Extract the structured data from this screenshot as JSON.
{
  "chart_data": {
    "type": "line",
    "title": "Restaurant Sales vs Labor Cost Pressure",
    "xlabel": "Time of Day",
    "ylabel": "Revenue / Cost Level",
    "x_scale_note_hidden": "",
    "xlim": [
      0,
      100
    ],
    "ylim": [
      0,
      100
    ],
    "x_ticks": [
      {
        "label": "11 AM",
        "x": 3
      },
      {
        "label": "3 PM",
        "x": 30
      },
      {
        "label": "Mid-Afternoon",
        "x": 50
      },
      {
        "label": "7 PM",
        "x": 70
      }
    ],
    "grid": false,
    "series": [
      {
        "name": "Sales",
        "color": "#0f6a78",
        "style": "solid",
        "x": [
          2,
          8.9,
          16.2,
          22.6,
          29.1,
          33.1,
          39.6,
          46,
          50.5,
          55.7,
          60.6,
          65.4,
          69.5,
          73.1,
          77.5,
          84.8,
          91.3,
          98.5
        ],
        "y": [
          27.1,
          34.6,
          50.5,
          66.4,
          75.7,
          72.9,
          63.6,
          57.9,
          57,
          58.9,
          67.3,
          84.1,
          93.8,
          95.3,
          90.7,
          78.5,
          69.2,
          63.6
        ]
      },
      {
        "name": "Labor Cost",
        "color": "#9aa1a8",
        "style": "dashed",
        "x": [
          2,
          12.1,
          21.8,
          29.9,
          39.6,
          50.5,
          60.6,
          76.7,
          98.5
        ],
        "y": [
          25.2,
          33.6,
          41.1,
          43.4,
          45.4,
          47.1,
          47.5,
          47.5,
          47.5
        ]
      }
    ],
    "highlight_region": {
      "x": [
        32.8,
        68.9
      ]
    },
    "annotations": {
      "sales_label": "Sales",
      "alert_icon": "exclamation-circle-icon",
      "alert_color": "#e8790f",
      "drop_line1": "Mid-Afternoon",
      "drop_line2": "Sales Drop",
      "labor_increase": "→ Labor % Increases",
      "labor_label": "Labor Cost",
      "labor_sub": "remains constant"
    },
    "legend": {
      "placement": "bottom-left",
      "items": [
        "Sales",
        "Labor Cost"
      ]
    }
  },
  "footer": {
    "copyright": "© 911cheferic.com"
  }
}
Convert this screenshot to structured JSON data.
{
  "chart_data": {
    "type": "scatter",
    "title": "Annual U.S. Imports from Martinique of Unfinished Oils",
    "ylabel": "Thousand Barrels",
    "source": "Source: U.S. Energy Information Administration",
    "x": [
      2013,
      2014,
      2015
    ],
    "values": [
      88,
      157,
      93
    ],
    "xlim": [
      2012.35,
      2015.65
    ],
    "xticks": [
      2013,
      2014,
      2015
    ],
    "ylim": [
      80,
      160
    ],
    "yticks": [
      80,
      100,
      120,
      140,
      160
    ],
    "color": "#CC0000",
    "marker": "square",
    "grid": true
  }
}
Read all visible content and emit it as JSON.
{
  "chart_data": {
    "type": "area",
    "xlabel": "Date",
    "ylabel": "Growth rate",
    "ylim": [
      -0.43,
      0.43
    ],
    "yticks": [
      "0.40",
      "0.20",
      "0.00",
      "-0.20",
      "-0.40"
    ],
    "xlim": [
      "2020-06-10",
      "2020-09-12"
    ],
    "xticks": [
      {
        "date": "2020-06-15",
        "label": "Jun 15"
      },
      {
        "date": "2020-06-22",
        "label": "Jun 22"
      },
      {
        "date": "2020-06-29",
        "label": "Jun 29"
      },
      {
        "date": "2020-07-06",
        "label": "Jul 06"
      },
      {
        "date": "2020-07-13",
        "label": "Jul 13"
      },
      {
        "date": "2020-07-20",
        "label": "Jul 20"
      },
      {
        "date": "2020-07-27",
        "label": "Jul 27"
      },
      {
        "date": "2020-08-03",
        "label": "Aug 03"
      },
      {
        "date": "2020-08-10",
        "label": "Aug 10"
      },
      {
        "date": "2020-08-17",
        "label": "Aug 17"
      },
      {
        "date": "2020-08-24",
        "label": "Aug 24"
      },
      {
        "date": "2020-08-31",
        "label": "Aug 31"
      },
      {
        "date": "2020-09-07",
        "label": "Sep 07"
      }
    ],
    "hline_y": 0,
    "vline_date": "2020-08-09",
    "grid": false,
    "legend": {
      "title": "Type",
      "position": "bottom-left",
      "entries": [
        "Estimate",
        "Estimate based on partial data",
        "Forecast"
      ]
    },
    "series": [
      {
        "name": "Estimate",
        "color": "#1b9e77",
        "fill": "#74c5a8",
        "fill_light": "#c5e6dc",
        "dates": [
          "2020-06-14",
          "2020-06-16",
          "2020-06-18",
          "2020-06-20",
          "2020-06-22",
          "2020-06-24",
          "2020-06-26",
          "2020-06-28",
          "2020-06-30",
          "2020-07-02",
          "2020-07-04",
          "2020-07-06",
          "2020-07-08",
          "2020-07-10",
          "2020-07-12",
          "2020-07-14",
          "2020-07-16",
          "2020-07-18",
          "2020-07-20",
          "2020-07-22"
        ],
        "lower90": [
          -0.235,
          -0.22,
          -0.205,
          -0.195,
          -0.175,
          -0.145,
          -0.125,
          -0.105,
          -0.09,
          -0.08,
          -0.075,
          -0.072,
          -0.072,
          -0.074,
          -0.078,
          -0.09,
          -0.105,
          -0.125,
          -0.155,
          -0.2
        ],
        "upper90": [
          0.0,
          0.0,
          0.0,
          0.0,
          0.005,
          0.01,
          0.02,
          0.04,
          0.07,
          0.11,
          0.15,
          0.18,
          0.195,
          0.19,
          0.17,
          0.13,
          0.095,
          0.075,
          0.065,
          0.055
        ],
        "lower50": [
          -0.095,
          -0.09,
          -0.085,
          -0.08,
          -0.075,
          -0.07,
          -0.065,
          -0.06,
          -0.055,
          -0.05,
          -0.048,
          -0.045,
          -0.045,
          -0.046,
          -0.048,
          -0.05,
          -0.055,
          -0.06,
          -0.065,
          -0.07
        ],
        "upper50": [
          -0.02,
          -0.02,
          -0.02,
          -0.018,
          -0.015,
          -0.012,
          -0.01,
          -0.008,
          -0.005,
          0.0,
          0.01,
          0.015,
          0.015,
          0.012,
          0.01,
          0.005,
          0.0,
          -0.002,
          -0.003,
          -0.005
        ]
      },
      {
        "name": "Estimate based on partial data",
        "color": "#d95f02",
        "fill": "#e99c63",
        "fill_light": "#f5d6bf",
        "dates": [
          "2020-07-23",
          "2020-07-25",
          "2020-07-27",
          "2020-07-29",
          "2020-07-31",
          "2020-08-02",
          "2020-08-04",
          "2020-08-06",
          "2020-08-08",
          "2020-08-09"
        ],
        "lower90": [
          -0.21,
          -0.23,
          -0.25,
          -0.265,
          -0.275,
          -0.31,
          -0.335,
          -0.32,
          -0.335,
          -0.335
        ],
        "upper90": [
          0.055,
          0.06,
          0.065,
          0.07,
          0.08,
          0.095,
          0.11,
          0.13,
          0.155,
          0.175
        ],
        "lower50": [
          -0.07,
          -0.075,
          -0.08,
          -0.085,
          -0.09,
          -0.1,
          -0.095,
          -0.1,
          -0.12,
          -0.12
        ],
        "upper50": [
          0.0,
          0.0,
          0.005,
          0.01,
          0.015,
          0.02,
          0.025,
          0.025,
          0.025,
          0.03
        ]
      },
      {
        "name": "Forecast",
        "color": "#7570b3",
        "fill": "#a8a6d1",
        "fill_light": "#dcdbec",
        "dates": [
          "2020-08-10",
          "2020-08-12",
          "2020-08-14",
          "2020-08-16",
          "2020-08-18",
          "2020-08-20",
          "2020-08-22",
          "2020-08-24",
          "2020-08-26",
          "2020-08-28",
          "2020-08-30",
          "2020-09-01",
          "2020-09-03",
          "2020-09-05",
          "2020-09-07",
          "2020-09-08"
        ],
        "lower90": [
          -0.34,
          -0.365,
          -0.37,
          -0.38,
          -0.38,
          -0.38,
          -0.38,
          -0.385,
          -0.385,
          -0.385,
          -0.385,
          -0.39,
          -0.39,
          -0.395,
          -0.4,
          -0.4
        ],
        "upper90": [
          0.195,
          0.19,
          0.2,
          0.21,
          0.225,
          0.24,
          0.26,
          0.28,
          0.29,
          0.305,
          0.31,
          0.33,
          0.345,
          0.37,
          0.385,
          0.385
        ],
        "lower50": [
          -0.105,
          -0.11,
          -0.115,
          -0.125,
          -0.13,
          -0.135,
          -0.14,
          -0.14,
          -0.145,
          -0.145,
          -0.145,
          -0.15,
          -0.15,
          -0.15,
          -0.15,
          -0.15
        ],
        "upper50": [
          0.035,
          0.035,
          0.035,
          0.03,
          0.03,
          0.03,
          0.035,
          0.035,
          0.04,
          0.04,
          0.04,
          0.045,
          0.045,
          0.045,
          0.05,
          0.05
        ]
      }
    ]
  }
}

- - -

- Written request: Go through the material and select each line with the string "Cost" in it.

- The answer:
    "title": "Restaurant Sales vs Labor Cost Pressure",
    "ylabel": "Revenue / Cost Level",
        "name": "Labor Cost",
      "labor_label": "Labor Cost",
        "Labor Cost"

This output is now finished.